◆ Exercise aim ◆
Below are records; work out how many of their lines hold the string "document" and give that number alone.

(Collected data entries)
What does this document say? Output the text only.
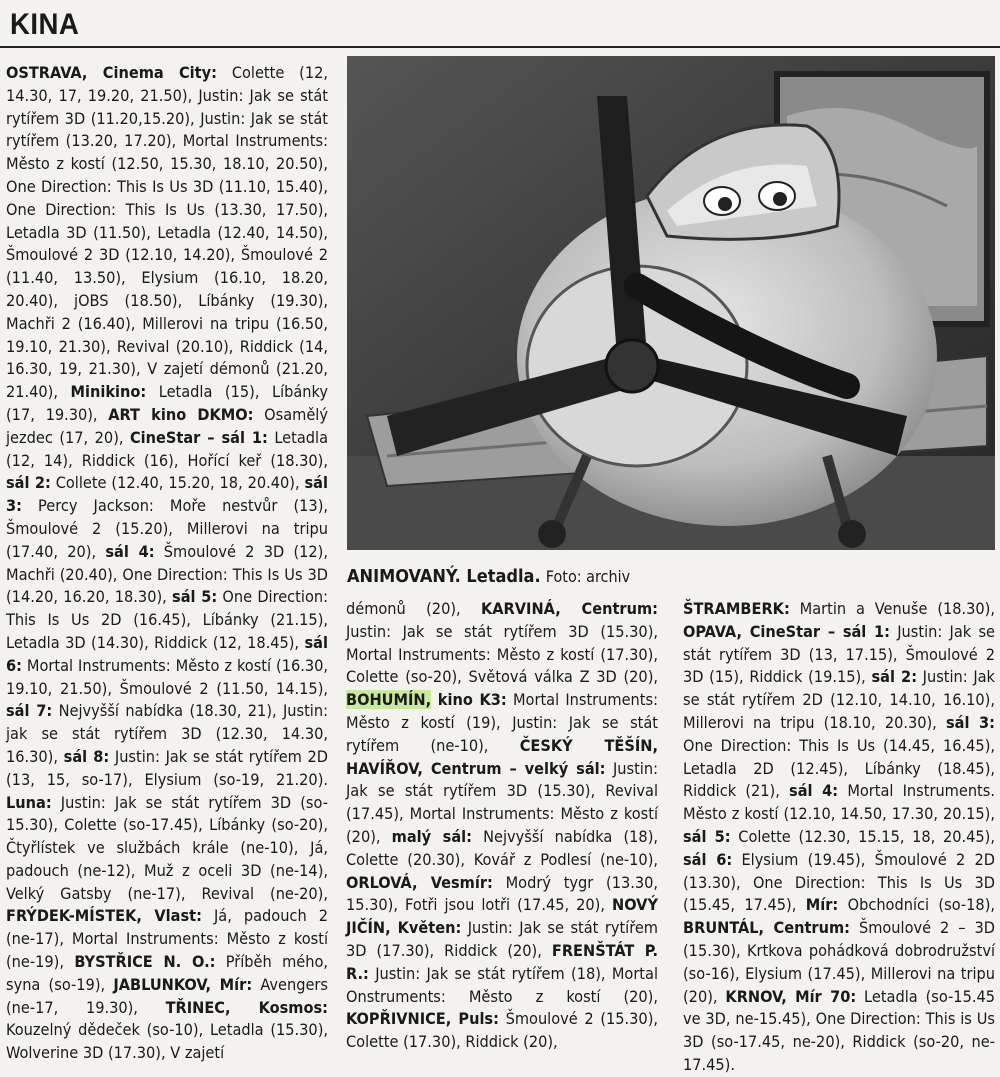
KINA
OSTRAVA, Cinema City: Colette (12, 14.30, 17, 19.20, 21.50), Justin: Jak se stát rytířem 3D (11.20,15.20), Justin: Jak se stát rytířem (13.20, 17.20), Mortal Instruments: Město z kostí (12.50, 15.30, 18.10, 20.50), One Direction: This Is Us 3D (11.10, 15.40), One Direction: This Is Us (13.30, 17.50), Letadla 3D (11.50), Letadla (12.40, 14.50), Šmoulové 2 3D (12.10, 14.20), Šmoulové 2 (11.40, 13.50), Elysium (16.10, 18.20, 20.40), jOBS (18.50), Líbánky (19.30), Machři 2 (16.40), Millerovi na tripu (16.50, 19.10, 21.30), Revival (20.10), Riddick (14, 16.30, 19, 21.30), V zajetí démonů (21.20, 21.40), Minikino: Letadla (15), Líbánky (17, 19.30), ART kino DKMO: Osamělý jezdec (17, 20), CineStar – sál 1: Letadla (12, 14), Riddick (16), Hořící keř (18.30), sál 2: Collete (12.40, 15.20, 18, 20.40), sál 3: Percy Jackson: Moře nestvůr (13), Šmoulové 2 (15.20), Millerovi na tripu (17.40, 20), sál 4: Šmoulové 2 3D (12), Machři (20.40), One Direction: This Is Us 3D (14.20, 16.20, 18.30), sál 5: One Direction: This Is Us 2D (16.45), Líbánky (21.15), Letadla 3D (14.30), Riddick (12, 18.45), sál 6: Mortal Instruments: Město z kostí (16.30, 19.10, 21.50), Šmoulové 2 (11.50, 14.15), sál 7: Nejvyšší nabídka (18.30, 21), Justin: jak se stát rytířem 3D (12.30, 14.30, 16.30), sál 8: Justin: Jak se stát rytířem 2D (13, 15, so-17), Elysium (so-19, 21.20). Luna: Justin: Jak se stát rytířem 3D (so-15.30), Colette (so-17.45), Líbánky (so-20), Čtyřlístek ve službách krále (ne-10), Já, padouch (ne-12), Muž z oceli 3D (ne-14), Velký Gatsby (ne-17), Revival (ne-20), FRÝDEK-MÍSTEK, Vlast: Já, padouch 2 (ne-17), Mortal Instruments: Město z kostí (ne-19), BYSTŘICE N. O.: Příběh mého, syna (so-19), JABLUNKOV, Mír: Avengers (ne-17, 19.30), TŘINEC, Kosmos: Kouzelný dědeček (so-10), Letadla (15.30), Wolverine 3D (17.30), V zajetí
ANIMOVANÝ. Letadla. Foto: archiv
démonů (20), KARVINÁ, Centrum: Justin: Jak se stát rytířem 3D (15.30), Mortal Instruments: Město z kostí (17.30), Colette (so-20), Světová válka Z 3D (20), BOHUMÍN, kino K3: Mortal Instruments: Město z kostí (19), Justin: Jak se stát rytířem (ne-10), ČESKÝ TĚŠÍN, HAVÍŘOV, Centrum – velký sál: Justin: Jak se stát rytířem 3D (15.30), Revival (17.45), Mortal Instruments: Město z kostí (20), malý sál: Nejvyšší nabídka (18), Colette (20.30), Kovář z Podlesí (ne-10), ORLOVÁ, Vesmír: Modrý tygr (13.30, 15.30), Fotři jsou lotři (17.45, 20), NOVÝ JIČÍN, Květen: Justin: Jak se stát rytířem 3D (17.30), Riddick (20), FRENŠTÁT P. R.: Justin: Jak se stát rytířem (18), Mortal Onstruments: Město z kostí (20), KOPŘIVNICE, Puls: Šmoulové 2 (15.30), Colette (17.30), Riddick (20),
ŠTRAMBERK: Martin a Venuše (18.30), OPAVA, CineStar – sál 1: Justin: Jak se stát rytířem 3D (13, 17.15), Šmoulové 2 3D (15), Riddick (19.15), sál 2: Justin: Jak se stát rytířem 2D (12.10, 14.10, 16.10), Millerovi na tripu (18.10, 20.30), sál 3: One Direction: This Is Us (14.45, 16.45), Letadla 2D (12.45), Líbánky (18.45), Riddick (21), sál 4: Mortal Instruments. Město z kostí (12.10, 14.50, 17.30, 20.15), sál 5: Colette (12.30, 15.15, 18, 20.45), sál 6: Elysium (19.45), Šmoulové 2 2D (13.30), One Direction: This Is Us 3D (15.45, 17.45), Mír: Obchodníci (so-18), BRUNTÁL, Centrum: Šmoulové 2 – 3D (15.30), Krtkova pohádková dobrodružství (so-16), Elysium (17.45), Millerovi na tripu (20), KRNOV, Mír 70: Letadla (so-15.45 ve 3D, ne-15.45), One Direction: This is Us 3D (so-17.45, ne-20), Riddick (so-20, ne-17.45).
--
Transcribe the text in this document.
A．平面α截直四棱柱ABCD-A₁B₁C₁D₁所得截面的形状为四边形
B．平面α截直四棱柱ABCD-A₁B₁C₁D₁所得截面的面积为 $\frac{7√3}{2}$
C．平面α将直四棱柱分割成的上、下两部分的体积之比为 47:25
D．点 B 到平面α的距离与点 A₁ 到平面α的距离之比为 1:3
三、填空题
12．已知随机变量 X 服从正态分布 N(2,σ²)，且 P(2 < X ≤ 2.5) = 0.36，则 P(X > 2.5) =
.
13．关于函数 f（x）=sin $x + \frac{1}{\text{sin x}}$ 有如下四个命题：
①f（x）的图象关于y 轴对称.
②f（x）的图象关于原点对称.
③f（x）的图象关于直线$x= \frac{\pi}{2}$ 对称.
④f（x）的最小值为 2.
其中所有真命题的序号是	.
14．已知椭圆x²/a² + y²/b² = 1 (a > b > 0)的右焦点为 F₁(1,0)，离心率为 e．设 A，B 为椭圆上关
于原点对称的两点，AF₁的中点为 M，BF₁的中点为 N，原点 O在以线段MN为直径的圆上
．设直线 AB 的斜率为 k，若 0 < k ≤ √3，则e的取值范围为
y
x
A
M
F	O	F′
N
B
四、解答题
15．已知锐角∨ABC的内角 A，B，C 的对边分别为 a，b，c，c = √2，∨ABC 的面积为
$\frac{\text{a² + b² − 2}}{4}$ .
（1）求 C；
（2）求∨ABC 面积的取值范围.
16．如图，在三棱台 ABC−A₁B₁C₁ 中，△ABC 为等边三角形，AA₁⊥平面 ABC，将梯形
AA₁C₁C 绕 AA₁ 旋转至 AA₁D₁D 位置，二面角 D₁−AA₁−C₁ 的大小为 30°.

◆ Answer ◆
2